§ **Exercise materials**
════════════════════
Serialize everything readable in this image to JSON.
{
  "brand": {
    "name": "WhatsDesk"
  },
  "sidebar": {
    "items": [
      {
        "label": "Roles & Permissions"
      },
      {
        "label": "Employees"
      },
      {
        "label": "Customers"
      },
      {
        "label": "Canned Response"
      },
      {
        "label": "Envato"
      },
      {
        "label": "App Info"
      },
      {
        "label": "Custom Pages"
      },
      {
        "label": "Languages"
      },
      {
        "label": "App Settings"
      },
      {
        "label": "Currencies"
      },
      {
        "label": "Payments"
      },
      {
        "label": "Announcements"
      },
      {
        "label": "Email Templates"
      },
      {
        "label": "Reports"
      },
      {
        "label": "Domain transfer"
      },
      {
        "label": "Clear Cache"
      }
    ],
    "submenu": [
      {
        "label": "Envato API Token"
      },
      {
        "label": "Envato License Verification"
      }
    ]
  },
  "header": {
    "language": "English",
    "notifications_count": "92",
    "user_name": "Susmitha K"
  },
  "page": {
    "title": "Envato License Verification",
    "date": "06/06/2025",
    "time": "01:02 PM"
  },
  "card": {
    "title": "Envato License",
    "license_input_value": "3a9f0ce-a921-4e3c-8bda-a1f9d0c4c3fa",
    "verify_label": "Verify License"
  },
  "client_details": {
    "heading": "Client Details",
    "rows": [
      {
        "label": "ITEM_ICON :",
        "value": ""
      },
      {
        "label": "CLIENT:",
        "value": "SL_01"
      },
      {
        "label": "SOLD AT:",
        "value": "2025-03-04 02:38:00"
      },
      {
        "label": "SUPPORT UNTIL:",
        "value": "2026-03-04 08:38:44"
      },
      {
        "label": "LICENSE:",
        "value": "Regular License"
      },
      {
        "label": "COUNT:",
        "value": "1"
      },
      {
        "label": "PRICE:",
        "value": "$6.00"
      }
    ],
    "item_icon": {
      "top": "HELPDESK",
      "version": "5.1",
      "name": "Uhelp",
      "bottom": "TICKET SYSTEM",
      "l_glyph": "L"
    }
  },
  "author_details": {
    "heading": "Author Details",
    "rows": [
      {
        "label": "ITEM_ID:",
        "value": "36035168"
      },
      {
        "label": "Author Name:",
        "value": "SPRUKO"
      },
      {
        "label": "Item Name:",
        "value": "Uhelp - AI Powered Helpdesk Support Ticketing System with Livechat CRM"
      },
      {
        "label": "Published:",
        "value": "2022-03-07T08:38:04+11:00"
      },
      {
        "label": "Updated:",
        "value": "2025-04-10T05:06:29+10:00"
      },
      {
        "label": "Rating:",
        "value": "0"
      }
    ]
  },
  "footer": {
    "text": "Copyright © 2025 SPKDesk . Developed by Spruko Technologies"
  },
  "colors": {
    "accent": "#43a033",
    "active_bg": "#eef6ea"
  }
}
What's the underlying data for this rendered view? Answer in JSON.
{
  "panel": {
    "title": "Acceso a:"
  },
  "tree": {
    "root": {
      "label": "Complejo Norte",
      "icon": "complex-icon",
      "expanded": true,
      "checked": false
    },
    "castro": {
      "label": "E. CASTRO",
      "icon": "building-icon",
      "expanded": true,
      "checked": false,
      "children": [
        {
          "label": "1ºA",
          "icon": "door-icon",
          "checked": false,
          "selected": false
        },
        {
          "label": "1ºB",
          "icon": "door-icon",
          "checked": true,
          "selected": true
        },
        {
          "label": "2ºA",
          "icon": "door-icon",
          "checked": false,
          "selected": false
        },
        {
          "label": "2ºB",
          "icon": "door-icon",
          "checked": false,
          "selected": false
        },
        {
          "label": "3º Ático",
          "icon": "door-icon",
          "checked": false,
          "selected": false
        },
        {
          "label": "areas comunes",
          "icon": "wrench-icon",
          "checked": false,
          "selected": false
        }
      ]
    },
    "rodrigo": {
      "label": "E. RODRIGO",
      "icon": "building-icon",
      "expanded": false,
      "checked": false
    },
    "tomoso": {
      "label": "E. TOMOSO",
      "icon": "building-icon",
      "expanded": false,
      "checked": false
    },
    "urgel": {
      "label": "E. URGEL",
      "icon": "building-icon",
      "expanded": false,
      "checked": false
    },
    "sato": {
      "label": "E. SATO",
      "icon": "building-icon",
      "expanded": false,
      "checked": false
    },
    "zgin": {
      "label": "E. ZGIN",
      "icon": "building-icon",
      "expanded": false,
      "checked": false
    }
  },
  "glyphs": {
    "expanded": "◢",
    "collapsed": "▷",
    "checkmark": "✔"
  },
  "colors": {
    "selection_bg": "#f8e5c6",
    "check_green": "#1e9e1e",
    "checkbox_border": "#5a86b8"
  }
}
════════════════════
§ **Required work**
Gather each line in the data that holds the string "title".

§ **Finished answer**
    "title": "Envato License Verification",
    "title": "Envato License",
    "title": "Acceso a:"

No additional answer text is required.